# Task objective
Copy out the complete listing, word for word.

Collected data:
######

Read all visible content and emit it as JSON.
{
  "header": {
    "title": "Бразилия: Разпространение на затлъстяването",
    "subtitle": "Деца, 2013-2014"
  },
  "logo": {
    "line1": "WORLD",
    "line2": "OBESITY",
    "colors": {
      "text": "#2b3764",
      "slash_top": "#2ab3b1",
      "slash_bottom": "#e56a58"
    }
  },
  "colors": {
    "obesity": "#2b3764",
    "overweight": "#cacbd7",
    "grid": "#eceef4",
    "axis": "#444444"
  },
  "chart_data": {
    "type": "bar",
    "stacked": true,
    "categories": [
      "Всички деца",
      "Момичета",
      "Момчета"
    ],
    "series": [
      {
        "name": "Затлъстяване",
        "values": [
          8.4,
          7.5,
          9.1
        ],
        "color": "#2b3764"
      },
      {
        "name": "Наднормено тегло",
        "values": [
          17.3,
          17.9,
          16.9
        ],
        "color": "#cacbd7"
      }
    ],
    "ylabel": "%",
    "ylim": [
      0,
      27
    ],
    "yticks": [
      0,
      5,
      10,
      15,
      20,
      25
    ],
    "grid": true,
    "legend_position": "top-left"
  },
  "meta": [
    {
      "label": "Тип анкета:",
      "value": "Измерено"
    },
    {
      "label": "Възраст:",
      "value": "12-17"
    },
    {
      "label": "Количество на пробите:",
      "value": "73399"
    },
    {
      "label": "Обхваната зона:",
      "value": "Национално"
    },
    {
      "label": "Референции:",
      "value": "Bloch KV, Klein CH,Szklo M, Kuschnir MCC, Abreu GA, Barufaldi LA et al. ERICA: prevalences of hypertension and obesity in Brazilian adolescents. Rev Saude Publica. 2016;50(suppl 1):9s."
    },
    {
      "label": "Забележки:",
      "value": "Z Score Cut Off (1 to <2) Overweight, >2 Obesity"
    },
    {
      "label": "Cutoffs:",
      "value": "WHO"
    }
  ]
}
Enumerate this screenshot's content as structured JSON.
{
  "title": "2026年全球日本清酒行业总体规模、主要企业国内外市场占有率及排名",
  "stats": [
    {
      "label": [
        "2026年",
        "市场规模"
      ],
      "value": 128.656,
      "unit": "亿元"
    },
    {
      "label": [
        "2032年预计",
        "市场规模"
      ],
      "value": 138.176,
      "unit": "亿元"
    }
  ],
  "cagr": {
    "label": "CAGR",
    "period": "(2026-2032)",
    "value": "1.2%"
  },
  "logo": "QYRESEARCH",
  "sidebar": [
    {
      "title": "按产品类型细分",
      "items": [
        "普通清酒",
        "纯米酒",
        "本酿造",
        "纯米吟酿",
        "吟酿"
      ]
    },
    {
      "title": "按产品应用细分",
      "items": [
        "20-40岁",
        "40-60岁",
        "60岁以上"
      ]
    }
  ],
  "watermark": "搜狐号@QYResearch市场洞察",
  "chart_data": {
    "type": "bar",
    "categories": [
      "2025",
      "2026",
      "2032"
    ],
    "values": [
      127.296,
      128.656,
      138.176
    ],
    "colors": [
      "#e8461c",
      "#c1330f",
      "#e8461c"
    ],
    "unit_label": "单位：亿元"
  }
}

######

# Task solution
Read all visible content and emit it as JSON.
{
  "header": {
    "title": "Бразилия: Разпространение на затлъстяването",
    "subtitle": "Деца, 2013-2014"
  },
  "logo": {
    "line1": "WORLD",
    "line2": "OBESITY",
    "colors": {
      "text": "#2b3764",
      "slash_top": "#2ab3b1",
      "slash_bottom": "#e56a58"
    }
  },
  "colors": {
    "obesity": "#2b3764",
    "overweight": "#cacbd7",
    "grid": "#eceef4",
    "axis": "#444444"
  },
  "chart_data": {
    "type": "bar",
    "stacked": true,
    "categories": [
      "Всички деца",
      "Момичета",
      "Момчета"
    ],
    "series": [
      {
        "name": "Затлъстяване",
        "values": [
          8.4,
          7.5,
          9.1
        ],
        "color": "#2b3764"
      },
      {
        "name": "Наднормено тегло",
        "values": [
          17.3,
          17.9,
          16.9
        ],
        "color": "#cacbd7"
      }
    ],
    "ylabel": "%",
    "ylim": [
      0,
      27
    ],
    "yticks": [
      0,
      5,
      10,
      15,
      20,
      25
    ],
    "grid": true,
    "legend_position": "top-left"
  },
  "meta": [
    {
      "label": "Тип анкета:",
      "value": "Измерено"
    },
    {
      "label": "Възраст:",
      "value": "12-17"
    },
    {
      "label": "Количество на пробите:",
      "value": "73399"
    },
    {
      "label": "Обхваната зона:",
      "value": "Национално"
    },
    {
      "label": "Референции:",
      "value": "Bloch KV, Klein CH,Szklo M, Kuschnir MCC, Abreu GA, Barufaldi LA et al. ERICA: prevalences of hypertension and obesity in Brazilian adolescents. Rev Saude Publica. 2016;50(suppl 1):9s."
    },
    {
      "label": "Забележки:",
      "value": "Z Score Cut Off (1 to <2) Overweight, >2 Obesity"
    },
    {
      "label": "Cutoffs:",
      "value": "WHO"
    }
  ]
}
Enumerate this screenshot's content as structured JSON.
{
  "title": "2026年全球日本清酒行业总体规模、主要企业国内外市场占有率及排名",
  "stats": [
    {
      "label": [
        "2026年",
        "市场规模"
      ],
      "value": 128.656,
      "unit": "亿元"
    },
    {
      "label": [
        "2032年预计",
        "市场规模"
      ],
      "value": 138.176,
      "unit": "亿元"
    }
  ],
  "cagr": {
    "label": "CAGR",
    "period": "(2026-2032)",
    "value": "1.2%"
  },
  "logo": "QYRESEARCH",
  "sidebar": [
    {
      "title": "按产品类型细分",
      "items": [
        "普通清酒",
        "纯米酒",
        "本酿造",
        "纯米吟酿",
        "吟酿"
      ]
    },
    {
      "title": "按产品应用细分",
      "items": [
        "20-40岁",
        "40-60岁",
        "60岁以上"
      ]
    }
  ],
  "watermark": "搜狐号@QYResearch市场洞察",
  "chart_data": {
    "type": "bar",
    "categories": [
      "2025",
      "2026",
      "2032"
    ],
    "values": [
      127.296,
      128.656,
      138.176
    ],
    "colors": [
      "#e8461c",
      "#c1330f",
      "#e8461c"
    ],
    "unit_label": "单位：亿元"
  }
}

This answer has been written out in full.